-- Problem statement --
Locate each line of the material that contains "label", then return it.

— Begin Information provided —

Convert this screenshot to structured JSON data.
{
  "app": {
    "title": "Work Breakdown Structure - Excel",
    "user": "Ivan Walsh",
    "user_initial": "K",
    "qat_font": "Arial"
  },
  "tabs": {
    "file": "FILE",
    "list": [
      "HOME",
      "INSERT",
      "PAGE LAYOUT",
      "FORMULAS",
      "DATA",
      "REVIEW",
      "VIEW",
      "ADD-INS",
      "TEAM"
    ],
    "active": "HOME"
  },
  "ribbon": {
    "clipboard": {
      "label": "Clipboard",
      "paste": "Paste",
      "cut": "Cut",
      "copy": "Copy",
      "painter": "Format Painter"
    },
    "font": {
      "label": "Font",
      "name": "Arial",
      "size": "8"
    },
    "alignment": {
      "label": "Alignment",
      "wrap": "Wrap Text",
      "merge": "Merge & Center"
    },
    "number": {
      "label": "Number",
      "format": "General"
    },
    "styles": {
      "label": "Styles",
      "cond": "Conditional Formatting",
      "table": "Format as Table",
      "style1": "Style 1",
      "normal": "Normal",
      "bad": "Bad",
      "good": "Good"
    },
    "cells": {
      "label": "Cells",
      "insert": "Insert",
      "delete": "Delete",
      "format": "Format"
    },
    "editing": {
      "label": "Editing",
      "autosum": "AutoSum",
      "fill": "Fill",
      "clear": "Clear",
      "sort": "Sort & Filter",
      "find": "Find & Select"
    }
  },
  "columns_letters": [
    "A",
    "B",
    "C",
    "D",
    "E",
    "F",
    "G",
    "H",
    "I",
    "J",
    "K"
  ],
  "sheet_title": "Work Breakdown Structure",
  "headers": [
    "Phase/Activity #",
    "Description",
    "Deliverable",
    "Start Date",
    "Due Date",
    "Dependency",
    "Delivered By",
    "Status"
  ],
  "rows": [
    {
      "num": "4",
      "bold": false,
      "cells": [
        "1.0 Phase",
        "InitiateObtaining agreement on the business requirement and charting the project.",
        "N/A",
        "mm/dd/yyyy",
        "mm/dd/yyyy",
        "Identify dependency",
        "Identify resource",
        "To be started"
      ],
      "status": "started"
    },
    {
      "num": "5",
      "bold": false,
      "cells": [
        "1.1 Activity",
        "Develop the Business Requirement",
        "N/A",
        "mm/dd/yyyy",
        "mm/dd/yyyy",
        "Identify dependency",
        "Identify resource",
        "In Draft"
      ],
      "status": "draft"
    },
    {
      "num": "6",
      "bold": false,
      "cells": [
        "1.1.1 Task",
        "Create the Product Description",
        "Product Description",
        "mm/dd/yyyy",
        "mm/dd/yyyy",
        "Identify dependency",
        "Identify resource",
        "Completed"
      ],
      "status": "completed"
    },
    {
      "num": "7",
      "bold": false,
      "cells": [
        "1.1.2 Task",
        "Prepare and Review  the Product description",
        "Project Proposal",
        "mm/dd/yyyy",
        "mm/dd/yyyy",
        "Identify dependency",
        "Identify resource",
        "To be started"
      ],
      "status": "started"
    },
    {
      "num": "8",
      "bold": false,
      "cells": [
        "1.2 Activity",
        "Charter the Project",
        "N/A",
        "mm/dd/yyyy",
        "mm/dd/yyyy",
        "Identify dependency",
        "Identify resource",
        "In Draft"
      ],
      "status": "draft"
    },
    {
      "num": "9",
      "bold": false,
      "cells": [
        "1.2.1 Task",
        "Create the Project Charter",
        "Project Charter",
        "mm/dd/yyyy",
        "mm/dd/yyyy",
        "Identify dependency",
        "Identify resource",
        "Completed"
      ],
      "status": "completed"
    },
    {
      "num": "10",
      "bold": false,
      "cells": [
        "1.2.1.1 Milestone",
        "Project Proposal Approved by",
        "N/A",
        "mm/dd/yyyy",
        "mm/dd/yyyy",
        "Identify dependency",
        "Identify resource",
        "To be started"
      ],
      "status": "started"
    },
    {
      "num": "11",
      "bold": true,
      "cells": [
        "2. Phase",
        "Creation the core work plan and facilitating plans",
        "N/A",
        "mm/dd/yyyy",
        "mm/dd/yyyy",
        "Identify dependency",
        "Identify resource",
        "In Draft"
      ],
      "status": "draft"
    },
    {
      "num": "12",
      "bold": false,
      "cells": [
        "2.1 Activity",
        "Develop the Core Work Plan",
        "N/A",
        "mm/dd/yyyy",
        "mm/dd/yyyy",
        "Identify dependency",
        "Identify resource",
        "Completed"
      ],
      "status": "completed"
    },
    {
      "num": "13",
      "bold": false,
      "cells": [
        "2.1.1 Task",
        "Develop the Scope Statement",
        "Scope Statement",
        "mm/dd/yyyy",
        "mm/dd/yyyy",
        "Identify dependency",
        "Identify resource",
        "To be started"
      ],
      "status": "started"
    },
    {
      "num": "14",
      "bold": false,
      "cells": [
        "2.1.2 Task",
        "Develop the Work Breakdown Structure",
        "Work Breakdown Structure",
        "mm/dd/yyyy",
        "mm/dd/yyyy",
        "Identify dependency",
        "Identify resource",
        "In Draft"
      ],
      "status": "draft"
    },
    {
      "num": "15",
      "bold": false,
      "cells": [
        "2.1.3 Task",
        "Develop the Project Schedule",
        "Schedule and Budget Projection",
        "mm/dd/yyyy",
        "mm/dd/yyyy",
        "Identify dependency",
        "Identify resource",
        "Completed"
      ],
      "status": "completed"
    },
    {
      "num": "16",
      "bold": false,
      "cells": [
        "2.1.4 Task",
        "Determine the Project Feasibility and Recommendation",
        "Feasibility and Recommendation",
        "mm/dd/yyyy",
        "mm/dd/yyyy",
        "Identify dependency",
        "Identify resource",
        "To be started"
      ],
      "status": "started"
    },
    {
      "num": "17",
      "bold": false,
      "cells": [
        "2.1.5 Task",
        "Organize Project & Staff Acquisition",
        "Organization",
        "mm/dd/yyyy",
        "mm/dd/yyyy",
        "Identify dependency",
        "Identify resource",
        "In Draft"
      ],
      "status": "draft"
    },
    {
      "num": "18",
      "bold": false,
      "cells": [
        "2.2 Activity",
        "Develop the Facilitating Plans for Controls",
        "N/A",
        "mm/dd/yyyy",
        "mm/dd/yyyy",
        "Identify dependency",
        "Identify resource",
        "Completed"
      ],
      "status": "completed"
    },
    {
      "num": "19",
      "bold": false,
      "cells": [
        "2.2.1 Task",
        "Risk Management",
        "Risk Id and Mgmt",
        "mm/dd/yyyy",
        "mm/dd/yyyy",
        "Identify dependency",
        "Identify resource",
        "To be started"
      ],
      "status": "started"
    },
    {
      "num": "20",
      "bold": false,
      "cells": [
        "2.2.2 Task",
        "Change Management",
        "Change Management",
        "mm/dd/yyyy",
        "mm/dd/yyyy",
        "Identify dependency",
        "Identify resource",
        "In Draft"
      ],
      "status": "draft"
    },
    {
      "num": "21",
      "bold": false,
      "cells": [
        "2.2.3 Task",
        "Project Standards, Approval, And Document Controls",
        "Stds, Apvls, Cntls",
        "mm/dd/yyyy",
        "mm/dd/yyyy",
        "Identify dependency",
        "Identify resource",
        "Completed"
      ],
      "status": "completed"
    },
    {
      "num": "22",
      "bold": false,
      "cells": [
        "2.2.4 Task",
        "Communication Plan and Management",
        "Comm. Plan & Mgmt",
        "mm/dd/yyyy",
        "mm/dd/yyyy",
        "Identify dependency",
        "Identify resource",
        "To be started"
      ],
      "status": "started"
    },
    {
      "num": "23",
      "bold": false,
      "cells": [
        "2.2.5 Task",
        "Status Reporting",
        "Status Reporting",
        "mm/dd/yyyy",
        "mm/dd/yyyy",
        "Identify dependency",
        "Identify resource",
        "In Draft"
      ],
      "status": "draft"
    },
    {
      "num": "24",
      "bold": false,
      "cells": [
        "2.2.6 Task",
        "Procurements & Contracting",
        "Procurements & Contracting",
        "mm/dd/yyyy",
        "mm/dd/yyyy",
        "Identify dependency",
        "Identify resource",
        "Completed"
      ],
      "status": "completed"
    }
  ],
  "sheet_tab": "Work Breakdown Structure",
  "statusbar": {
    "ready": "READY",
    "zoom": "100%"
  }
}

— End Information provided —

-- Output for this exercise --
      "label": "Clipboard",
      "label": "Font",
      "label": "Alignment",
      "label": "Number",
      "label": "Styles",
      "label": "Cells",
      "label": "Editing",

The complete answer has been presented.